**Provided entries:**
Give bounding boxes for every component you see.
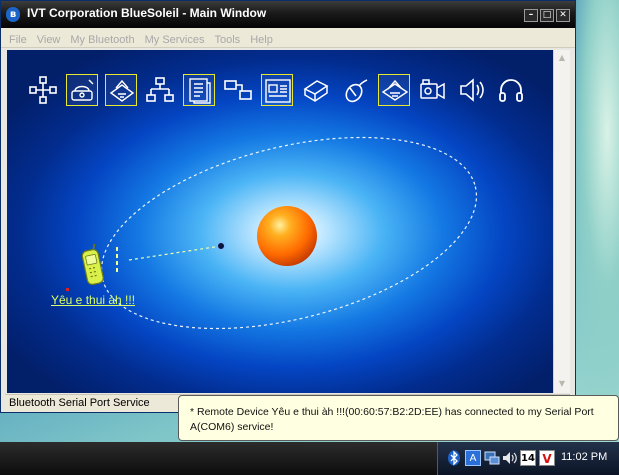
bluetooth-canvas[interactable]: Yêu e thui àh !!!	[7, 50, 553, 393]
menu-my-bluetooth[interactable]: My Bluetooth	[70, 31, 134, 50]
status-text: Bluetooth Serial Port Service	[9, 397, 150, 409]
notification-text: * Remote Device Yêu e thui àh !!!(00:60:…	[190, 406, 594, 433]
connection-line	[128, 245, 222, 261]
tray-language-icon[interactable]: A	[465, 450, 481, 466]
tray-calendar-icon[interactable]: 14	[520, 450, 536, 466]
personal-area-network-icon[interactable]	[27, 74, 59, 106]
fax-machine-icon[interactable]	[378, 74, 410, 106]
close-button[interactable]: ✕	[556, 9, 570, 22]
headset-icon[interactable]	[495, 74, 527, 106]
window-title: IVT Corporation BlueSoleil - Main Window	[27, 6, 267, 20]
menu-help[interactable]: Help	[250, 31, 273, 50]
bluetooth-icon: ʙ	[6, 7, 20, 22]
dial-up-networking-icon[interactable]	[66, 74, 98, 106]
tray-volume-icon[interactable]	[502, 450, 518, 466]
menu-view[interactable]: View	[37, 31, 61, 50]
menu-file[interactable]: File	[9, 31, 27, 50]
camera-icon[interactable]	[417, 74, 449, 106]
synchronization-icon[interactable]	[222, 74, 254, 106]
remote-device-label[interactable]: Yêu e thui àh !!!	[51, 293, 135, 307]
printer-icon[interactable]	[300, 74, 332, 106]
vertical-scrollbar[interactable]: ▲ ▼	[553, 50, 570, 393]
menu-tools[interactable]: Tools	[215, 31, 241, 50]
minimize-button[interactable]: –	[524, 9, 538, 22]
lan-access-icon[interactable]	[144, 74, 176, 106]
mouse-icon[interactable]	[339, 74, 371, 106]
main-window: ʙ IVT Corporation BlueSoleil - Main Wind…	[0, 0, 576, 413]
file-transfer-icon[interactable]	[183, 74, 215, 106]
taskbar-clock[interactable]: 11:02 PM	[561, 451, 607, 463]
speaker-icon[interactable]	[456, 74, 488, 106]
tray-antivirus-icon[interactable]: V	[539, 450, 555, 466]
fax-icon[interactable]	[105, 74, 137, 106]
remote-device[interactable]	[79, 242, 119, 290]
scroll-down-arrow-icon[interactable]: ▼	[554, 376, 570, 392]
menu-bar: File View My Bluetooth My Services Tools Help	[1, 28, 575, 48]
local-device-node	[217, 242, 225, 250]
mobile-phone-icon	[81, 242, 118, 285]
tray-bluetooth-icon[interactable]	[446, 450, 462, 466]
remote-device-marker	[66, 288, 69, 291]
maximize-button[interactable]: □	[540, 9, 554, 22]
tray-network-icon[interactable]	[484, 450, 500, 466]
notification-balloon[interactable]: * Remote Device Yêu e thui àh !!!(00:60:…	[178, 395, 619, 441]
menu-my-services[interactable]: My Services	[145, 31, 205, 50]
local-host-sun	[257, 206, 317, 266]
scroll-up-arrow-icon[interactable]: ▲	[554, 50, 570, 66]
serial-port-icon[interactable]	[261, 74, 293, 106]
title-bar[interactable]: ʙ IVT Corporation BlueSoleil - Main Wind…	[1, 1, 575, 28]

**Work instructions:** The entire listing is to be printed exactly, with each picture omitted.

**Output below:**
Give bounding boxes for every component you see.
bluetooth-canvas[interactable]: Yêu e thui àh !!!	[7, 50, 553, 393]
menu-my-bluetooth[interactable]: My Bluetooth	[70, 31, 134, 50]
status-text: Bluetooth Serial Port Service	[9, 397, 150, 409]
notification-text: * Remote Device Yêu e thui àh !!!(00:60:…	[190, 406, 594, 433]
connection-line	[128, 245, 222, 261]
tray-language-icon[interactable]: A	[465, 450, 481, 466]
tray-calendar-icon[interactable]: 14	[520, 450, 536, 466]
personal-area-network-icon[interactable]	[27, 74, 59, 106]
fax-machine-icon[interactable]	[378, 74, 410, 106]
close-button[interactable]: ✕	[556, 9, 570, 22]
headset-icon[interactable]	[495, 74, 527, 106]
window-title: IVT Corporation BlueSoleil - Main Window	[27, 6, 267, 20]
menu-help[interactable]: Help	[250, 31, 273, 50]
bluetooth-icon: ʙ	[6, 7, 20, 22]
dial-up-networking-icon[interactable]	[66, 74, 98, 106]
tray-volume-icon[interactable]	[502, 450, 518, 466]
menu-view[interactable]: View	[37, 31, 61, 50]
menu-file[interactable]: File	[9, 31, 27, 50]
camera-icon[interactable]	[417, 74, 449, 106]
synchronization-icon[interactable]	[222, 74, 254, 106]
remote-device-label[interactable]: Yêu e thui àh !!!	[51, 293, 135, 307]
printer-icon[interactable]	[300, 74, 332, 106]
vertical-scrollbar[interactable]: ▲ ▼	[553, 50, 570, 393]
menu-tools[interactable]: Tools	[215, 31, 241, 50]
minimize-button[interactable]: –	[524, 9, 538, 22]
lan-access-icon[interactable]	[144, 74, 176, 106]
mouse-icon[interactable]	[339, 74, 371, 106]
main-window: ʙ IVT Corporation BlueSoleil - Main Wind…	[0, 0, 576, 413]
file-transfer-icon[interactable]	[183, 74, 215, 106]
taskbar-clock[interactable]: 11:02 PM	[561, 451, 607, 463]
speaker-icon[interactable]	[456, 74, 488, 106]
tray-antivirus-icon[interactable]: V	[539, 450, 555, 466]
fax-icon[interactable]	[105, 74, 137, 106]
remote-device[interactable]	[79, 242, 119, 290]
scroll-down-arrow-icon[interactable]: ▼	[554, 376, 570, 392]
menu-bar: File View My Bluetooth My Services Tools Help	[1, 28, 575, 48]
local-device-node	[217, 242, 225, 250]
mobile-phone-icon	[81, 242, 118, 285]
tray-bluetooth-icon[interactable]	[446, 450, 462, 466]
remote-device-marker	[66, 288, 69, 291]
maximize-button[interactable]: □	[540, 9, 554, 22]
tray-network-icon[interactable]	[484, 450, 500, 466]
notification-balloon[interactable]: * Remote Device Yêu e thui àh !!!(00:60:…	[178, 395, 619, 441]
menu-my-services[interactable]: My Services	[145, 31, 205, 50]
local-host-sun	[257, 206, 317, 266]
scroll-up-arrow-icon[interactable]: ▲	[554, 50, 570, 66]
serial-port-icon[interactable]	[261, 74, 293, 106]
title-bar[interactable]: ʙ IVT Corporation BlueSoleil - Main Wind…	[1, 1, 575, 28]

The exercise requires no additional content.